Can you restate the records below word for word?
::: Exercise material :::
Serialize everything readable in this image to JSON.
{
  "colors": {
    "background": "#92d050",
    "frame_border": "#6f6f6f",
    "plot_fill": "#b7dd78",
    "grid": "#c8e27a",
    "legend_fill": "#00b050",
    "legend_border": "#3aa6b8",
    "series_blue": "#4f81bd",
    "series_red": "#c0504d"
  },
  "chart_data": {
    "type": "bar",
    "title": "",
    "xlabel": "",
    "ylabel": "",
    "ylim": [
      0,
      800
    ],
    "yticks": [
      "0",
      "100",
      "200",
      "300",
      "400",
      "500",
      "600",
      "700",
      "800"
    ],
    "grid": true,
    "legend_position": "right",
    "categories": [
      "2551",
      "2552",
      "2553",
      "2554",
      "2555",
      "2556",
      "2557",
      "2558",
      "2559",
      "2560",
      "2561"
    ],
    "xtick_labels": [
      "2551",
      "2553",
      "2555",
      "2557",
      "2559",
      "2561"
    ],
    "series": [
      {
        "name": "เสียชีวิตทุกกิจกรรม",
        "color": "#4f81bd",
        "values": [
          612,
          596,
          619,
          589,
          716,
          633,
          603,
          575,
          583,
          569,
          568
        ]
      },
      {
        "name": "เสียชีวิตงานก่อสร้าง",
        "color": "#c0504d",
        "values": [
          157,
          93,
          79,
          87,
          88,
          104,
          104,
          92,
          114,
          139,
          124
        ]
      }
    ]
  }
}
:::
Correct output
Serialize everything readable in this image to JSON.
{
  "colors": {
    "background": "#92d050",
    "frame_border": "#6f6f6f",
    "plot_fill": "#b7dd78",
    "grid": "#c8e27a",
    "legend_fill": "#00b050",
    "legend_border": "#3aa6b8",
    "series_blue": "#4f81bd",
    "series_red": "#c0504d"
  },
  "chart_data": {
    "type": "bar",
    "title": "",
    "xlabel": "",
    "ylabel": "",
    "ylim": [
      0,
      800
    ],
    "yticks": [
      "0",
      "100",
      "200",
      "300",
      "400",
      "500",
      "600",
      "700",
      "800"
    ],
    "grid": true,
    "legend_position": "right",
    "categories": [
      "2551",
      "2552",
      "2553",
      "2554",
      "2555",
      "2556",
      "2557",
      "2558",
      "2559",
      "2560",
      "2561"
    ],
    "xtick_labels": [
      "2551",
      "2553",
      "2555",
      "2557",
      "2559",
      "2561"
    ],
    "series": [
      {
        "name": "เสียชีวิตทุกกิจกรรม",
        "color": "#4f81bd",
        "values": [
          612,
          596,
          619,
          589,
          716,
          633,
          603,
          575,
          583,
          569,
          568
        ]
      },
      {
        "name": "เสียชีวิตงานก่อสร้าง",
        "color": "#c0504d",
        "values": [
          157,
          93,
          79,
          87,
          88,
          104,
          104,
          92,
          114,
          139,
          124
        ]
      }
    ]
  }
}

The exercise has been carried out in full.